Provided records:
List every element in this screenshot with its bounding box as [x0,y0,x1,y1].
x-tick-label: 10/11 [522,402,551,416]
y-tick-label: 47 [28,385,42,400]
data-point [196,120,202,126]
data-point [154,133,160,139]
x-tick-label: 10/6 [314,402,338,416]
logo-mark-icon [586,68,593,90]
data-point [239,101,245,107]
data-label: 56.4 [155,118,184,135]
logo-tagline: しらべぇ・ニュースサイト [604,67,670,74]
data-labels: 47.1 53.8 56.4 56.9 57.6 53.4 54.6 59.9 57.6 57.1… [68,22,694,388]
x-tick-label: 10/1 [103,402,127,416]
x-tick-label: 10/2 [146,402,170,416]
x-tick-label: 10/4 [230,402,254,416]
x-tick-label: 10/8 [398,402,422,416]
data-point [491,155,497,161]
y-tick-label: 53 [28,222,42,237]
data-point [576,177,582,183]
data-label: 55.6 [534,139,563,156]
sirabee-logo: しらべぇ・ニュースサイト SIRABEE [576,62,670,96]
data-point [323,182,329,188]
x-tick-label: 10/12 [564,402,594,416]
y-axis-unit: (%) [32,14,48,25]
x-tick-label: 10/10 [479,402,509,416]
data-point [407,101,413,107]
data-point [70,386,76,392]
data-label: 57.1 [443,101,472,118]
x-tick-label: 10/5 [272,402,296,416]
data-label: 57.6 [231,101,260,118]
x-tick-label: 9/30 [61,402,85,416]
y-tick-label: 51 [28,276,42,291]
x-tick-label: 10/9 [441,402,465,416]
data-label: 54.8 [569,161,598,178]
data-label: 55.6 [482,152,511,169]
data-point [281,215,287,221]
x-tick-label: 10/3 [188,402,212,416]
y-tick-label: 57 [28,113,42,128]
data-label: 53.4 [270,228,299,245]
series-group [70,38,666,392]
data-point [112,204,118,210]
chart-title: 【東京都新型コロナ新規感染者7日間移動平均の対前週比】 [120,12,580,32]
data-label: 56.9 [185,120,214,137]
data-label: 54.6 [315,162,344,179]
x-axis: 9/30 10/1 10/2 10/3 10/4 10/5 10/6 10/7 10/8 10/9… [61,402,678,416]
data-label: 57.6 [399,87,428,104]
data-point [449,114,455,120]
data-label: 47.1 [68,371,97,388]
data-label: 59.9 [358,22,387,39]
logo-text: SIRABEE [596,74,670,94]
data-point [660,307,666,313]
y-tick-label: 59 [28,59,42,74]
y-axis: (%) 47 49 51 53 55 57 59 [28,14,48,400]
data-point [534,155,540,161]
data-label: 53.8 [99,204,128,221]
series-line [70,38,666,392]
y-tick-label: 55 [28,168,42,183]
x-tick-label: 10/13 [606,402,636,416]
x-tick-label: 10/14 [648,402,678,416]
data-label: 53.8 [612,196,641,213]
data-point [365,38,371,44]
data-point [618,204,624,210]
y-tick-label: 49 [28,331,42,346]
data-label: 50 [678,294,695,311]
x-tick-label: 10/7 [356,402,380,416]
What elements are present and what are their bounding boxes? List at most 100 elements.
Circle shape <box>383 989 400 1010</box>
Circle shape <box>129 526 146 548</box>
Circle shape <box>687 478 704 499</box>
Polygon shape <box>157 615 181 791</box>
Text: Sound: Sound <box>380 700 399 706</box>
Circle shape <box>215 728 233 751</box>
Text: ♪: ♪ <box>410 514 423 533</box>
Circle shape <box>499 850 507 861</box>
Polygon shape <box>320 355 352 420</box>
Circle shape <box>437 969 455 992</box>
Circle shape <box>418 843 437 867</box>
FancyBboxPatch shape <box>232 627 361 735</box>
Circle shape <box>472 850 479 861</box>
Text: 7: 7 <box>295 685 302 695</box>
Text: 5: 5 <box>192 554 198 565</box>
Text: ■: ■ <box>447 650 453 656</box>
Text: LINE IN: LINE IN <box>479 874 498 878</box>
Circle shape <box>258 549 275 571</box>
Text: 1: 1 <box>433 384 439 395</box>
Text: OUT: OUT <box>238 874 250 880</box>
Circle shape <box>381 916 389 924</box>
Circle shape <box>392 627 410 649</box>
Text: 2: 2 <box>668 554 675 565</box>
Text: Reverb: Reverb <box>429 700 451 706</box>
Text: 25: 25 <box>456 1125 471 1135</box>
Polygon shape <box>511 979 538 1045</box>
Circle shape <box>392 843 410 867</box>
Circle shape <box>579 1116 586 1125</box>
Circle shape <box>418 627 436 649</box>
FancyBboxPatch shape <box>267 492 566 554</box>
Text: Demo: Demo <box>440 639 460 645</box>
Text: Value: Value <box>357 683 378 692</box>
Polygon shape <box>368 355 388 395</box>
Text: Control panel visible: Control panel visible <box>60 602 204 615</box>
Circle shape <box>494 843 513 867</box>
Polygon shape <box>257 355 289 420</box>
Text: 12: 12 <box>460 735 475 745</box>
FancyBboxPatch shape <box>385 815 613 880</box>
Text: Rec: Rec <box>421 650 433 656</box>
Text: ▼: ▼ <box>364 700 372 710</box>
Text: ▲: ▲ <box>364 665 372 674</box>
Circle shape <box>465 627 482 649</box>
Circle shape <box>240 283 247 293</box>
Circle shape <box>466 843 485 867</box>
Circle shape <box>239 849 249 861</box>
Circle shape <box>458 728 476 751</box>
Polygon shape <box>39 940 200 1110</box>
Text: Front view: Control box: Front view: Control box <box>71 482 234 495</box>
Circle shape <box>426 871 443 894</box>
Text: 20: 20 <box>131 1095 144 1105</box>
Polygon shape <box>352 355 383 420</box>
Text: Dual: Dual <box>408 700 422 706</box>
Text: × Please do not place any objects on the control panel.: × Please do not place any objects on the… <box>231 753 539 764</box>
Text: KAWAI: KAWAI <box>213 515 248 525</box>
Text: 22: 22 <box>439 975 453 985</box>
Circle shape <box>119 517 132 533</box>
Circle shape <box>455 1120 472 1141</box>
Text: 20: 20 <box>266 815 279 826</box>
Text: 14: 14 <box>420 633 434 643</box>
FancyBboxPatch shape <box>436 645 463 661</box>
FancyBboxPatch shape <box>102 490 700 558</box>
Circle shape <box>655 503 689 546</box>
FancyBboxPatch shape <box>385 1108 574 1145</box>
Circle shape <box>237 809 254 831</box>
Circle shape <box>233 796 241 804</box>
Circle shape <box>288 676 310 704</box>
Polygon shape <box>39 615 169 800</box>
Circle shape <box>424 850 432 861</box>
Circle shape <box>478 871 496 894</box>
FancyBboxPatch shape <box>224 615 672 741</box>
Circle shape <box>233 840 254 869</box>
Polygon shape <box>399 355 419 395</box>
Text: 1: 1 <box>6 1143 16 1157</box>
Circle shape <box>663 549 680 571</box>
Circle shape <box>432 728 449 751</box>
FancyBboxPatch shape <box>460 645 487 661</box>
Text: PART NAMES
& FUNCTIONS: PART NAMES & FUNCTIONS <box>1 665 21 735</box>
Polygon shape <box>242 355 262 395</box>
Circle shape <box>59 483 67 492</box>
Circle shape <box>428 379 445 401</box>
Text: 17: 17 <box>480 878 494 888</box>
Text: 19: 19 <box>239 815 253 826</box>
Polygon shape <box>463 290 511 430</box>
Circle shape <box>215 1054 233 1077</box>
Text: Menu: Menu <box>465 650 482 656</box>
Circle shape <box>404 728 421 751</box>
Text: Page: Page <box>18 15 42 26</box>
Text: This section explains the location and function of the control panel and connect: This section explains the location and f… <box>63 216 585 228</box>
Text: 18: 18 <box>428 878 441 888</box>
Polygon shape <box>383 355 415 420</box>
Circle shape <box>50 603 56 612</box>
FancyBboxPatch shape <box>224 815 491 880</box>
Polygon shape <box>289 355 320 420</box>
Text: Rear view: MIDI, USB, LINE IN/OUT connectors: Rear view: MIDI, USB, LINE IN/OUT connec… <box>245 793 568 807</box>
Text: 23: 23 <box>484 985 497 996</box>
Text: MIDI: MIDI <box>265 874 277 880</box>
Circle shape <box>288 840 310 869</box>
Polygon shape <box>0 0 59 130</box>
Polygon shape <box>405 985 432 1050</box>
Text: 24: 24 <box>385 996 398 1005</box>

Aim of the task: Take the data from its first line through the line containing "data-point [407,101,413,107]", inclusive, and rename every "x-tick-label" there to "x-axis-label". Write out those lines again with nothing else changed.

The reply:
List every element in this screenshot with its bounding box as [x0,y0,x1,y1].
x-axis-label: 10/11 [522,402,551,416]
y-tick-label: 47 [28,385,42,400]
data-point [196,120,202,126]
data-point [154,133,160,139]
x-axis-label: 10/6 [314,402,338,416]
logo-mark-icon [586,68,593,90]
data-point [239,101,245,107]
data-label: 56.4 [155,118,184,135]
logo-tagline: しらべぇ・ニュースサイト [604,67,670,74]
data-labels: 47.1 53.8 56.4 56.9 57.6 53.4 54.6 59.9 57.6 57.1… [68,22,694,388]
x-axis-label: 10/1 [103,402,127,416]
x-axis-label: 10/2 [146,402,170,416]
x-axis-label: 10/4 [230,402,254,416]
x-axis-label: 10/8 [398,402,422,416]
data-point [491,155,497,161]
y-tick-label: 53 [28,222,42,237]
data-point [576,177,582,183]
data-label: 55.6 [534,139,563,156]
sirabee-logo: しらべぇ・ニュースサイト SIRABEE [576,62,670,96]
data-point [323,182,329,188]
x-axis-label: 10/12 [564,402,594,416]
y-axis-unit: (%) [32,14,48,25]
x-axis-label: 10/10 [479,402,509,416]
data-point [407,101,413,107]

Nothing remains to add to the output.